↓↓↓

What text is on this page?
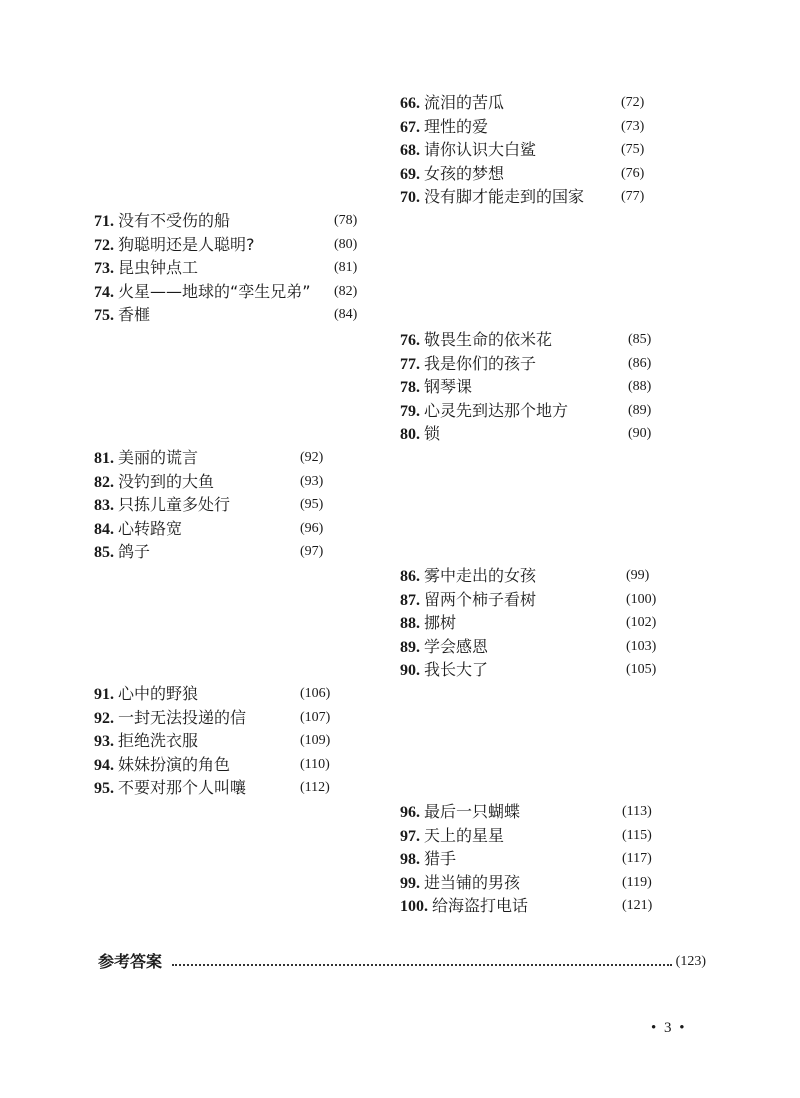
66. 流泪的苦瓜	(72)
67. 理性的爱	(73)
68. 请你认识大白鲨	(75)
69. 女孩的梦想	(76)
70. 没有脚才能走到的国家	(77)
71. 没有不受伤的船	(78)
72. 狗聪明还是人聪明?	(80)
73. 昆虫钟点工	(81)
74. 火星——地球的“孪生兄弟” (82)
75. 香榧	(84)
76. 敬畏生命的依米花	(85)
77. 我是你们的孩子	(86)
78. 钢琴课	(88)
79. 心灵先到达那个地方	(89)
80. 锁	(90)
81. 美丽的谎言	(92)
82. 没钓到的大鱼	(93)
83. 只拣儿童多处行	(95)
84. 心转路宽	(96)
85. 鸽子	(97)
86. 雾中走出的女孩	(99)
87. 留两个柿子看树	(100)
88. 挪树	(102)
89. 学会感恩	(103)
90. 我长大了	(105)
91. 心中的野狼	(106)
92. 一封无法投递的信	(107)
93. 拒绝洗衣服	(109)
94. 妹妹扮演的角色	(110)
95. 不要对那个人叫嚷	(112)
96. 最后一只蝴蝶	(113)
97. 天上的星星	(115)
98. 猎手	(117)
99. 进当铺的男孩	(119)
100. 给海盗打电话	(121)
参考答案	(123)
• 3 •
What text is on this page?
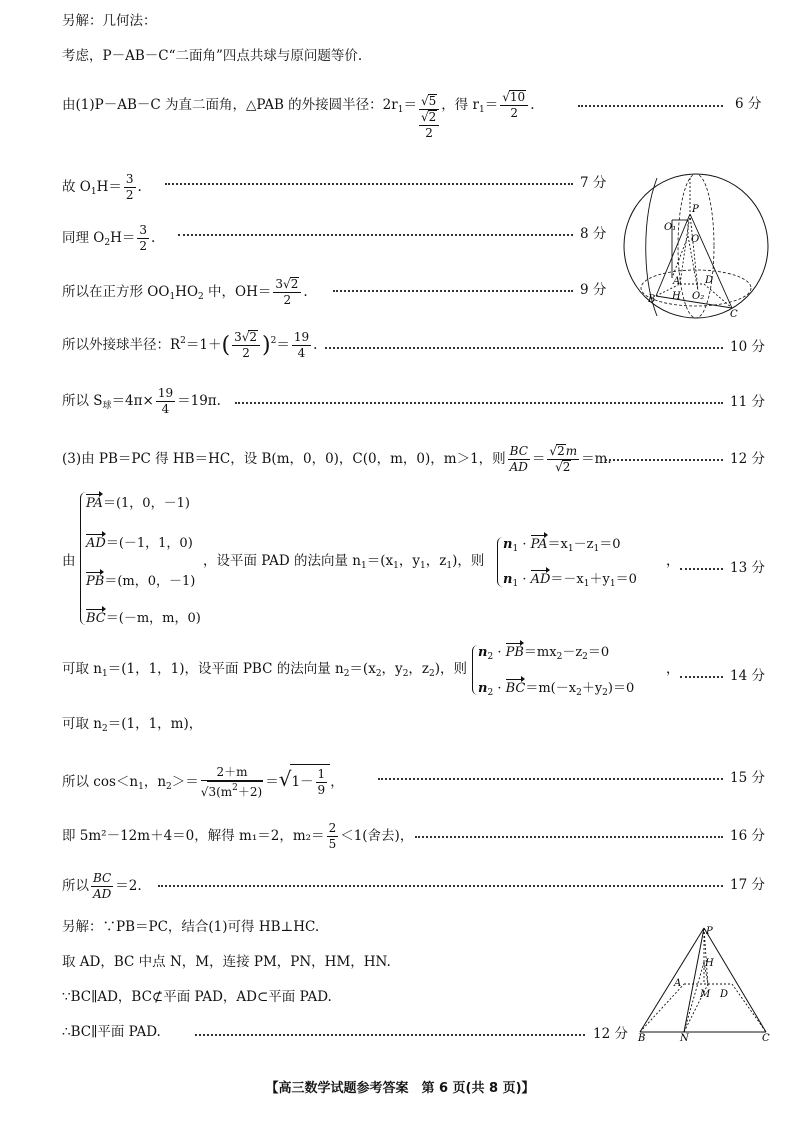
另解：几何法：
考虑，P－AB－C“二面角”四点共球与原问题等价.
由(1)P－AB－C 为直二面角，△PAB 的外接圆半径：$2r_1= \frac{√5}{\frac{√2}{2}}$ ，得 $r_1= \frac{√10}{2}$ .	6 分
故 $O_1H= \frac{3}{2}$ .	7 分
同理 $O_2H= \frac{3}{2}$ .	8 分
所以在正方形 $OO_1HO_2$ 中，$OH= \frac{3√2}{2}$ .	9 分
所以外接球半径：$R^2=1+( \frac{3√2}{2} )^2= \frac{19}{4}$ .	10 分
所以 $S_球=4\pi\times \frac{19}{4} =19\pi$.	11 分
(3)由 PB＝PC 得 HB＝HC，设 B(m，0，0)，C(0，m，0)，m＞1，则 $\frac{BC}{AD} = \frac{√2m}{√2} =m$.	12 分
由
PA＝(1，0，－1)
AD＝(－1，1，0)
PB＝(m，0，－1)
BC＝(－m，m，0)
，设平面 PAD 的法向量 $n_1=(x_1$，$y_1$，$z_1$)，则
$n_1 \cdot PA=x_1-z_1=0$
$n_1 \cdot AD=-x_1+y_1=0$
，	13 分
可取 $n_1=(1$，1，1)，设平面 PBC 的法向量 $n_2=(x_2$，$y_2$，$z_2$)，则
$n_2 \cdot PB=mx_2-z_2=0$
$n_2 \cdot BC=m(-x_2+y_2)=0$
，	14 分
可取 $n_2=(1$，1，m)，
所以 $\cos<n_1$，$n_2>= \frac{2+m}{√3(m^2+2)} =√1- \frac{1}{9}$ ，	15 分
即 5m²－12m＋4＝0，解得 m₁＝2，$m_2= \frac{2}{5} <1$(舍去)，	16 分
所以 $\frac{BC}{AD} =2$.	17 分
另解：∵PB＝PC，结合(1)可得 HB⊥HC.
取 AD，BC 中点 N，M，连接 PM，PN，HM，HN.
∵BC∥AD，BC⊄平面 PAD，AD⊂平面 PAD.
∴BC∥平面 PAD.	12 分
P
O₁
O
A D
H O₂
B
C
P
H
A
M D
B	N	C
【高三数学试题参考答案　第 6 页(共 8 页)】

↑↑↑
↓↓↓

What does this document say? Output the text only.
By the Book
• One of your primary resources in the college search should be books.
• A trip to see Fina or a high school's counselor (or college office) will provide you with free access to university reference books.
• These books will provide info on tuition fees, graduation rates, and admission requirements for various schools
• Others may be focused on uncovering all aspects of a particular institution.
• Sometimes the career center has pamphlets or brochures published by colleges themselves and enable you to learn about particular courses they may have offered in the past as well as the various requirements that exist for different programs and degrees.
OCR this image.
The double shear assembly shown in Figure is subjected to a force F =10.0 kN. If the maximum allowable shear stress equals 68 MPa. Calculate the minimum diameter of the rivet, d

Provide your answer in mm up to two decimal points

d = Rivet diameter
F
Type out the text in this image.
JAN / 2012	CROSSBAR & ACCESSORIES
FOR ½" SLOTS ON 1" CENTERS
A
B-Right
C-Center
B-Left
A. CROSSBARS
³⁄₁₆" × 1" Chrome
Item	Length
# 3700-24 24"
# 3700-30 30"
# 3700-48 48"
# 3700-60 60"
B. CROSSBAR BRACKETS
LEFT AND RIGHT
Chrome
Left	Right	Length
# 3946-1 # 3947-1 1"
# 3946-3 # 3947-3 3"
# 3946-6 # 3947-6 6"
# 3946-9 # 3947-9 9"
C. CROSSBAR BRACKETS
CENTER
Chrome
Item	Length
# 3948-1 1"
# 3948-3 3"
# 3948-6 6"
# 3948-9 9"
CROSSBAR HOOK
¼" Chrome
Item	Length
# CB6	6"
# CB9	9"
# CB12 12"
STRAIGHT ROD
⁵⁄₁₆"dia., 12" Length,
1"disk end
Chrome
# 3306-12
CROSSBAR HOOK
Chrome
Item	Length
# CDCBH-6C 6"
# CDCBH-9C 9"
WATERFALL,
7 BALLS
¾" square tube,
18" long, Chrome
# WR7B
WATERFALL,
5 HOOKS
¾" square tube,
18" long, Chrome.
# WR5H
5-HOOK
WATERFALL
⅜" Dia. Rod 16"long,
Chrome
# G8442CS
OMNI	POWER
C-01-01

↑↑↑

Search the records for the word "frac" and copy every line where it occurs.

- WORKED ANSWER -
由(1)P－AB－C 为直二面角，△PAB 的外接圆半径：$2r_1= \frac{√5}{\frac{√2}{2}}$ ，得 $r_1= \frac{√10}{2}$ .	6 分
故 $O_1H= \frac{3}{2}$ .	7 分
同理 $O_2H= \frac{3}{2}$ .	8 分
所以在正方形 $OO_1HO_2$ 中，$OH= \frac{3√2}{2}$ .	9 分
所以外接球半径：$R^2=1+( \frac{3√2}{2} )^2= \frac{19}{4}$ .	10 分
所以 $S_球=4\pi\times \frac{19}{4} =19\pi$.	11 分
(3)由 PB＝PC 得 HB＝HC，设 B(m，0，0)，C(0，m，0)，m＞1，则 $\frac{BC}{AD} = \frac{√2m}{√2} =m$.	12 分
所以 $\cos<n_1$，$n_2>= \frac{2+m}{√3(m^2+2)} =√1- \frac{1}{9}$ ，	15 分
即 5m²－12m＋4＝0，解得 m₁＝2，$m_2= \frac{2}{5} <1$(舍去)，	16 分
所以 $\frac{BC}{AD} =2$.	17 分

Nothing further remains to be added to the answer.